--- START RECORD EXCERPTS ---

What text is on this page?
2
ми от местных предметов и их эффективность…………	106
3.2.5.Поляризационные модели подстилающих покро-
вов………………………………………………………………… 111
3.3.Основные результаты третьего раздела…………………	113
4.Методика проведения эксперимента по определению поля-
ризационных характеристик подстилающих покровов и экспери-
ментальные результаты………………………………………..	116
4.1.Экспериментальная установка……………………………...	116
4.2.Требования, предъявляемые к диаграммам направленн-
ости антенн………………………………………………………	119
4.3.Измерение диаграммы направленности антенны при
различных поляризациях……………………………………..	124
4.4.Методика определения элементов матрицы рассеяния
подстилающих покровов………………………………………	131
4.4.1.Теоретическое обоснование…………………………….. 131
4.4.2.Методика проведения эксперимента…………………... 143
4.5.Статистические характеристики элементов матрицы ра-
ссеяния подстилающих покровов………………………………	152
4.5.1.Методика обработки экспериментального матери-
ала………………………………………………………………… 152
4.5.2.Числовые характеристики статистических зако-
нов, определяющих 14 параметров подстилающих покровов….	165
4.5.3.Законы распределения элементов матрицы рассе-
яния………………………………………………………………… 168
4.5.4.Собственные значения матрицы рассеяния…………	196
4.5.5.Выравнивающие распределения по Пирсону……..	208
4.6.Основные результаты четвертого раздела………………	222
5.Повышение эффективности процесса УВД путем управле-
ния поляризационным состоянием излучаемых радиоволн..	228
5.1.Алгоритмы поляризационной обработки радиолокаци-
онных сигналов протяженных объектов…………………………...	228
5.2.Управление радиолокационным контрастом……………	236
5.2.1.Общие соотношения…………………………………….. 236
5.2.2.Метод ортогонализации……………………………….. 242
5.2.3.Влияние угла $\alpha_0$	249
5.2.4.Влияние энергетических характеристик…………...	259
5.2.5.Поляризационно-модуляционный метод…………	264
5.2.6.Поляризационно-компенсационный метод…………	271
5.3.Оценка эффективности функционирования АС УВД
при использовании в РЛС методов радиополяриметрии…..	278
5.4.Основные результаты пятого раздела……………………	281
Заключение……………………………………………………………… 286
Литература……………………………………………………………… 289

--- END RECORD EXCERPTS ---

Transcribe the entire listing above precisely.

What text is on this page?
2
ми от местных предметов и их эффективность…………	106
3.2.5.Поляризационные модели подстилающих покро-
вов………………………………………………………………… 111
3.3.Основные результаты третьего раздела…………………	113
4.Методика проведения эксперимента по определению поля-
ризационных характеристик подстилающих покровов и экспери-
ментальные результаты………………………………………..	116
4.1.Экспериментальная установка……………………………...	116
4.2.Требования, предъявляемые к диаграммам направленн-
ости антенн………………………………………………………	119
4.3.Измерение диаграммы направленности антенны при
различных поляризациях……………………………………..	124
4.4.Методика определения элементов матрицы рассеяния
подстилающих покровов………………………………………	131
4.4.1.Теоретическое обоснование…………………………….. 131
4.4.2.Методика проведения эксперимента…………………... 143
4.5.Статистические характеристики элементов матрицы ра-
ссеяния подстилающих покровов………………………………	152
4.5.1.Методика обработки экспериментального матери-
ала………………………………………………………………… 152
4.5.2.Числовые характеристики статистических зако-
нов, определяющих 14 параметров подстилающих покровов….	165
4.5.3.Законы распределения элементов матрицы рассе-
яния………………………………………………………………… 168
4.5.4.Собственные значения матрицы рассеяния…………	196
4.5.5.Выравнивающие распределения по Пирсону……..	208
4.6.Основные результаты четвертого раздела………………	222
5.Повышение эффективности процесса УВД путем управле-
ния поляризационным состоянием излучаемых радиоволн..	228
5.1.Алгоритмы поляризационной обработки радиолокаци-
онных сигналов протяженных объектов…………………………...	228
5.2.Управление радиолокационным контрастом……………	236
5.2.1.Общие соотношения…………………………………….. 236
5.2.2.Метод ортогонализации……………………………….. 242
5.2.3.Влияние угла $\alpha_0$	249
5.2.4.Влияние энергетических характеристик…………...	259
5.2.5.Поляризационно-модуляционный метод…………	264
5.2.6.Поляризационно-компенсационный метод…………	271
5.3.Оценка эффективности функционирования АС УВД
при использовании в РЛС методов радиополяриметрии…..	278
5.4.Основные результаты пятого раздела……………………	281
Заключение……………………………………………………………… 286
Литература……………………………………………………………… 289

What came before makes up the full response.